═════ Supplied information

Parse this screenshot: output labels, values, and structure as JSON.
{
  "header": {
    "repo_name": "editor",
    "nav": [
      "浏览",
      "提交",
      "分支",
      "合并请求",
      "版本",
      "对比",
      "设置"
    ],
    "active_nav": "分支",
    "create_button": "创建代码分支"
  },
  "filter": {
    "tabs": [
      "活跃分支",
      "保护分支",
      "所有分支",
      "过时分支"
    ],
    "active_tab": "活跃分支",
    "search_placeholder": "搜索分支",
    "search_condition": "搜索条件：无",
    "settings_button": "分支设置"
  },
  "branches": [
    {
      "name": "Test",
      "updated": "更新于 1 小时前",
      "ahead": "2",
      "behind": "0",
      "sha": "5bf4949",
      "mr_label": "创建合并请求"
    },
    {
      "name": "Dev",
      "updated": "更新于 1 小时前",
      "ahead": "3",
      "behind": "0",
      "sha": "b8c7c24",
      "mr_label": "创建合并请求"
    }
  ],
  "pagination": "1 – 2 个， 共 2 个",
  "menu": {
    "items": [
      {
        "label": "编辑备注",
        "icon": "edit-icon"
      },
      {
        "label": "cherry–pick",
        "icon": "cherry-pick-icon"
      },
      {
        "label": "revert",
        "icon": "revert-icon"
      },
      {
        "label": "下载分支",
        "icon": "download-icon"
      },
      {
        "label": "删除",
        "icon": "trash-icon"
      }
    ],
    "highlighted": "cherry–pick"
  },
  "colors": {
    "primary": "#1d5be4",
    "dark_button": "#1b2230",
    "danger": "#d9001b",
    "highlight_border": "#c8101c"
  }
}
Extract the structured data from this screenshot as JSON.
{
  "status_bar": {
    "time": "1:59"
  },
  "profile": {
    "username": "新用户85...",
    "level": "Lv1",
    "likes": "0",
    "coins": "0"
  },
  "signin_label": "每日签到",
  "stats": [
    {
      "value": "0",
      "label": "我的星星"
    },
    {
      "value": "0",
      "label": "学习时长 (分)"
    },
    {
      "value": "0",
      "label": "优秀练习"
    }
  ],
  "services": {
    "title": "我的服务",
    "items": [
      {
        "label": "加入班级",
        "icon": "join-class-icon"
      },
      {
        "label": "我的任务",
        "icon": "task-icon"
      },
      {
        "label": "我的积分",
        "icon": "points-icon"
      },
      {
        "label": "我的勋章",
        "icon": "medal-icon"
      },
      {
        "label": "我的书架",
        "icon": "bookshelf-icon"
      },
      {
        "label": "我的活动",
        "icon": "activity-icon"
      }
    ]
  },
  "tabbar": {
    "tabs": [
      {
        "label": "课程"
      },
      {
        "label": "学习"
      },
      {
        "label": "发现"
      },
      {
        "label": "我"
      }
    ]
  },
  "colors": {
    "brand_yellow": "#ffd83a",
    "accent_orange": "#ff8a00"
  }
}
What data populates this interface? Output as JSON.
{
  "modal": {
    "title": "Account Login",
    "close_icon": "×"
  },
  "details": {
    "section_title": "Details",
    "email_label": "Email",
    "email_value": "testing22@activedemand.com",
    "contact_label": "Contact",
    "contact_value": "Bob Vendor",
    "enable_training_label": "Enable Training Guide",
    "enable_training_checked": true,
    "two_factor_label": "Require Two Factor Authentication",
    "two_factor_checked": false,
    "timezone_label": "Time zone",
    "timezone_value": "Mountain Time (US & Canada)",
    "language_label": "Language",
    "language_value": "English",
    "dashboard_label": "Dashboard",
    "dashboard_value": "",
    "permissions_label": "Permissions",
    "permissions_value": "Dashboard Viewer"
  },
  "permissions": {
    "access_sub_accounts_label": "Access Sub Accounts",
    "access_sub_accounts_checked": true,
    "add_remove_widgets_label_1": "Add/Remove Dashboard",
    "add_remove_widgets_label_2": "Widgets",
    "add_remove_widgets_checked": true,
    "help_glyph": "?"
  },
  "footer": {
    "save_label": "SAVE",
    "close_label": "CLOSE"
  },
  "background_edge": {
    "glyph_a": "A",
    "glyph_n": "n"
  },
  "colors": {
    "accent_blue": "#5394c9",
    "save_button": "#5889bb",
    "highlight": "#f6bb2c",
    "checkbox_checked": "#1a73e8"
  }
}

══════════

Required task:
Search the listing above for the string "JSON". Copy every line that contains it.

Answer to the task:
Parse this screenshot: output labels, values, and structure as JSON.
Extract the structured data from this screenshot as JSON.
What data populates this interface? Output as JSON.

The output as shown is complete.